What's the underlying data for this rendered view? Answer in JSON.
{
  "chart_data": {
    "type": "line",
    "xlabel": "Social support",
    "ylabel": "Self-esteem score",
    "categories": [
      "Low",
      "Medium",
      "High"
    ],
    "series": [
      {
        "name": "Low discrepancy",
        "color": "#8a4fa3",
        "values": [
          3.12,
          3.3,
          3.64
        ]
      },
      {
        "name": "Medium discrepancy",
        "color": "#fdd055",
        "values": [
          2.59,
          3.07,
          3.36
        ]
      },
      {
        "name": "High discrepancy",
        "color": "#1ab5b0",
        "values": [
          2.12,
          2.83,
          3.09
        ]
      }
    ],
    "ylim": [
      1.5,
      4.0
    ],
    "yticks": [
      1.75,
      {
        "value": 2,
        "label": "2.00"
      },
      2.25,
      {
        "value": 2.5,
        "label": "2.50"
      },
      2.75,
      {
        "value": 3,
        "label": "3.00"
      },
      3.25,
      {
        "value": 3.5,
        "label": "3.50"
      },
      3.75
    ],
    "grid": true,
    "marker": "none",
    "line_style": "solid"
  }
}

* * *

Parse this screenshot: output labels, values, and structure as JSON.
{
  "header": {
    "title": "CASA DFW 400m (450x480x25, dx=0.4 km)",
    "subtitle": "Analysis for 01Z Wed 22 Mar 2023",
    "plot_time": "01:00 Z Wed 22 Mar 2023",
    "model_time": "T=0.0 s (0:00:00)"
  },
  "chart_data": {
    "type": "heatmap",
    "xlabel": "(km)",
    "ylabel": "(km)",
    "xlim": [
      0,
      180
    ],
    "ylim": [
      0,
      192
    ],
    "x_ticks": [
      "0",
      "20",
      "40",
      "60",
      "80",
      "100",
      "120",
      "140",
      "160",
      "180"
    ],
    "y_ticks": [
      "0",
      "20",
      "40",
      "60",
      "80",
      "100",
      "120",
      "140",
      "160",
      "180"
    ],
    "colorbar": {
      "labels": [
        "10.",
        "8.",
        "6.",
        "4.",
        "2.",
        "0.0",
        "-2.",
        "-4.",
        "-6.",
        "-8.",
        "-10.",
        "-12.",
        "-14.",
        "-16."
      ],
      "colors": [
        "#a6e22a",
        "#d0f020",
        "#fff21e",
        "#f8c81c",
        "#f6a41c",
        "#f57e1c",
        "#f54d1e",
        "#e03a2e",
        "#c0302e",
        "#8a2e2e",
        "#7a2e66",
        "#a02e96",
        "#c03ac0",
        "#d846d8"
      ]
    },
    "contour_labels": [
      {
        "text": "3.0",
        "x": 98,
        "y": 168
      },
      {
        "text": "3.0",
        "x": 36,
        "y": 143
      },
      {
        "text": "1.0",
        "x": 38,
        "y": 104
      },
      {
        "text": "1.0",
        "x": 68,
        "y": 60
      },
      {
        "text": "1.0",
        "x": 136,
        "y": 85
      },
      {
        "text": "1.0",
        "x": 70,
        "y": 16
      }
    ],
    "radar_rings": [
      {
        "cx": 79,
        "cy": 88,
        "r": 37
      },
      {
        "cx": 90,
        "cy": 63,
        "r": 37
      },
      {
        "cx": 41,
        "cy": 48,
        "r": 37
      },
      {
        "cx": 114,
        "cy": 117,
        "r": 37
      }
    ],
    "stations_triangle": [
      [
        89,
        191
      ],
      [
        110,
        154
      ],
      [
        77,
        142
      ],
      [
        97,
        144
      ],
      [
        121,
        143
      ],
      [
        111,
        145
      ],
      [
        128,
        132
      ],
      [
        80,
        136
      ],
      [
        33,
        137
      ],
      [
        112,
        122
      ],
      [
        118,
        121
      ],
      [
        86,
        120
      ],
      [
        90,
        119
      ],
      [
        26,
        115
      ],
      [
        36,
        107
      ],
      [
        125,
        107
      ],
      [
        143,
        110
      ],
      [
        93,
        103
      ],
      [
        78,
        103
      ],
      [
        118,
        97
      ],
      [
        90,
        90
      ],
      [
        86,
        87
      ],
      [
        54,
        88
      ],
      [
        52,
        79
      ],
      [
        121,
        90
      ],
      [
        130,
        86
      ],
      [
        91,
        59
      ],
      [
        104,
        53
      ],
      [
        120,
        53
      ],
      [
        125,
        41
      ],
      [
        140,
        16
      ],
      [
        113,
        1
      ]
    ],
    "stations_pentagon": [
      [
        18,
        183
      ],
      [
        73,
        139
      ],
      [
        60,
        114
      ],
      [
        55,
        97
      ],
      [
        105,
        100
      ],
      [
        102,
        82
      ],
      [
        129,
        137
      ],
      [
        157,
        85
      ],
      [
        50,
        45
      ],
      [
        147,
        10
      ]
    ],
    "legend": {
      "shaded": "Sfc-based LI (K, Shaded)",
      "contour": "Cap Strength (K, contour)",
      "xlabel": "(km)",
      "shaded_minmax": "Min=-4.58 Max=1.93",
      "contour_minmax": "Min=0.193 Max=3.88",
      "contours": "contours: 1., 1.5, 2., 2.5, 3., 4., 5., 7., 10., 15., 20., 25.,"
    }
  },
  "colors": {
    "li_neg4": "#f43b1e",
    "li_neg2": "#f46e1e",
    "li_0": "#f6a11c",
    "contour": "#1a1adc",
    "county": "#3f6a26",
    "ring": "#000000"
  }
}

§ Written exercise: Locate all lines holding the word "this", then copy them out.

§ Worked solution:
What's the underlying data for this rendered view? Answer in JSON.
Parse this screenshot: output labels, values, and structure as JSON.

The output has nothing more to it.